---------- MATERIAL SHOWN ----------

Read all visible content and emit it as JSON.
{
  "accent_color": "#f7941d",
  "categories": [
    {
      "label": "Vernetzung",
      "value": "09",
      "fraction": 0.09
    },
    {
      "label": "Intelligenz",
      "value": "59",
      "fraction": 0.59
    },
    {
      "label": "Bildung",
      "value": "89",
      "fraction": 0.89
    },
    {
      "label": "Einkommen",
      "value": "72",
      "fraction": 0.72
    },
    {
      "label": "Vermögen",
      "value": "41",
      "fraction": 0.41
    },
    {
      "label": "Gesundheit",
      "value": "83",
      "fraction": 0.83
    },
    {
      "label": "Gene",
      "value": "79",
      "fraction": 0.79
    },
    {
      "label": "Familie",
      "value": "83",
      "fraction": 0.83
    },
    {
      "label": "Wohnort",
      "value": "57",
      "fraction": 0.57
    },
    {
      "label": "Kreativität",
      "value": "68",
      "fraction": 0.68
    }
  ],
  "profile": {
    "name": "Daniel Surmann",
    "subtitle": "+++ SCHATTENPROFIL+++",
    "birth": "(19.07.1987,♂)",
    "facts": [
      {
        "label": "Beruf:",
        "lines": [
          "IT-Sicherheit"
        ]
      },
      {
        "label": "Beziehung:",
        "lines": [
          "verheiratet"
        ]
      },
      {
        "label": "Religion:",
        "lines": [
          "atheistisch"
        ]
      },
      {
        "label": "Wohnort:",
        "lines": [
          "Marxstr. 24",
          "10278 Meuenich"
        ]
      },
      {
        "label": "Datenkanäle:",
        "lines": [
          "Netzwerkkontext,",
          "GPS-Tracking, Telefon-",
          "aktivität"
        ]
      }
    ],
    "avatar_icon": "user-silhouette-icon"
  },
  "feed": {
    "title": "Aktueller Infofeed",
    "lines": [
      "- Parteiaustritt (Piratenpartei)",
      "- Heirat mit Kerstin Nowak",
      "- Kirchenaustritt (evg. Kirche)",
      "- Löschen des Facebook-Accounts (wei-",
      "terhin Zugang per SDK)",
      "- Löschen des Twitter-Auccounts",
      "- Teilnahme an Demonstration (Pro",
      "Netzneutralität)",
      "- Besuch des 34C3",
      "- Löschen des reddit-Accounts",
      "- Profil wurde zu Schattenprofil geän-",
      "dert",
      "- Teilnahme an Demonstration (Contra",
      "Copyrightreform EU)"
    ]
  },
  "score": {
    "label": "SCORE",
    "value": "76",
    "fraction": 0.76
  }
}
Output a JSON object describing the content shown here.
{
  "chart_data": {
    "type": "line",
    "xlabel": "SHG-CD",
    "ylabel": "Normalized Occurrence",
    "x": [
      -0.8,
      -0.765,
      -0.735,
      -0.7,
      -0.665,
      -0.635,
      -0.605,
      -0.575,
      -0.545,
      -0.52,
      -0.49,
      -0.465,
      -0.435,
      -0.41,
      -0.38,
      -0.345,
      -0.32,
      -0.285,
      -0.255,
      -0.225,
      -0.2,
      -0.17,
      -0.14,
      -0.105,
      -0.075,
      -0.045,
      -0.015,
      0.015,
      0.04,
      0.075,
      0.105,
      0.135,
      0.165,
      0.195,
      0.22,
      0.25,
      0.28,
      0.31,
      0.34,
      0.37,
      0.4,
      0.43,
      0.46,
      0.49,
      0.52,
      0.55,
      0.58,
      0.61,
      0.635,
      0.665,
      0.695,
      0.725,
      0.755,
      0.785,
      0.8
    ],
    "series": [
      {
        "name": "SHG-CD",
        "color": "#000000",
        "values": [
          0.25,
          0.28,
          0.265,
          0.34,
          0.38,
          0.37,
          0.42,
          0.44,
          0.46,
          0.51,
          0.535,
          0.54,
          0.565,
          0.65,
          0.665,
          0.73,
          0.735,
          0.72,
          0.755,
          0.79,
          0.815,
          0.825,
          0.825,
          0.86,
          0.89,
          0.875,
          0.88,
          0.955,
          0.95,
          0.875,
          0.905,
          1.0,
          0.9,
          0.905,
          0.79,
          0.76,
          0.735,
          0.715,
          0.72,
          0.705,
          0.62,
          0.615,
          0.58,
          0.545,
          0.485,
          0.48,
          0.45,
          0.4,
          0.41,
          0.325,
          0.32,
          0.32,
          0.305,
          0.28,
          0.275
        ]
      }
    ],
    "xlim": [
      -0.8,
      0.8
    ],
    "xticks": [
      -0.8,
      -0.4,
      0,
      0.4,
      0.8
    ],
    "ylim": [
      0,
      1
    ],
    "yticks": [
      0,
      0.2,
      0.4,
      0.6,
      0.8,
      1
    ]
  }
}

----------

**GIVEN TASK:** Using the listing above, locate the lines that hold "Teilnahme" and copy each one.

**REPLY:**
      "- Teilnahme an Demonstration (Pro",
      "- Teilnahme an Demonstration (Contra",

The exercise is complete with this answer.